» **Goal of the exercise**: Gather, from the listing beneath this task, every line holding the string "over".
=-=-=-=-=
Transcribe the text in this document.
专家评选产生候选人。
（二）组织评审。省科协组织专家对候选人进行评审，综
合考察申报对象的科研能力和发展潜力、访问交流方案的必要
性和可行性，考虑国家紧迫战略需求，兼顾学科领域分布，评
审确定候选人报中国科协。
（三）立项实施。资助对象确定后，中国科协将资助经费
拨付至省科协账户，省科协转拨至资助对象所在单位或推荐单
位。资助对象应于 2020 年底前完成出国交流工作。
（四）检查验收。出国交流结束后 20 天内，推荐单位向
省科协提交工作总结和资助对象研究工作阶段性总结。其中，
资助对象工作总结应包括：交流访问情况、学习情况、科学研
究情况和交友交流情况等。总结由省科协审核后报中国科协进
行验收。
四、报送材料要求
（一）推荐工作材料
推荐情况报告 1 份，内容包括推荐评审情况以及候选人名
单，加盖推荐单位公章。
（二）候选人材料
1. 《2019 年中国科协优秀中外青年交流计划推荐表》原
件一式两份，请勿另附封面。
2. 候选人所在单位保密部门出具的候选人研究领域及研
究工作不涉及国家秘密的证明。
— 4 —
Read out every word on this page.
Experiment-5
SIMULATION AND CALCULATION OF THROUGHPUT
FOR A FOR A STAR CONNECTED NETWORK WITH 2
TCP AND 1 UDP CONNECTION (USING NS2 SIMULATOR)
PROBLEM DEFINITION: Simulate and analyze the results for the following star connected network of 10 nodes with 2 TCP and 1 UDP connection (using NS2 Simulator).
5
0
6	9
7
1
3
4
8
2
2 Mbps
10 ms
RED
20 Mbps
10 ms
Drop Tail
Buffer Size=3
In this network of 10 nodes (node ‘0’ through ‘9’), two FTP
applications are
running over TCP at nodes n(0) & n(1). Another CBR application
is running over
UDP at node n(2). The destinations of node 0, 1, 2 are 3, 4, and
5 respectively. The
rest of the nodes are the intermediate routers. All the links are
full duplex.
=-=-=-=-=
» **Result for this exercise**:
running over TCP at nodes n(0) & n(1). Another CBR application
is running over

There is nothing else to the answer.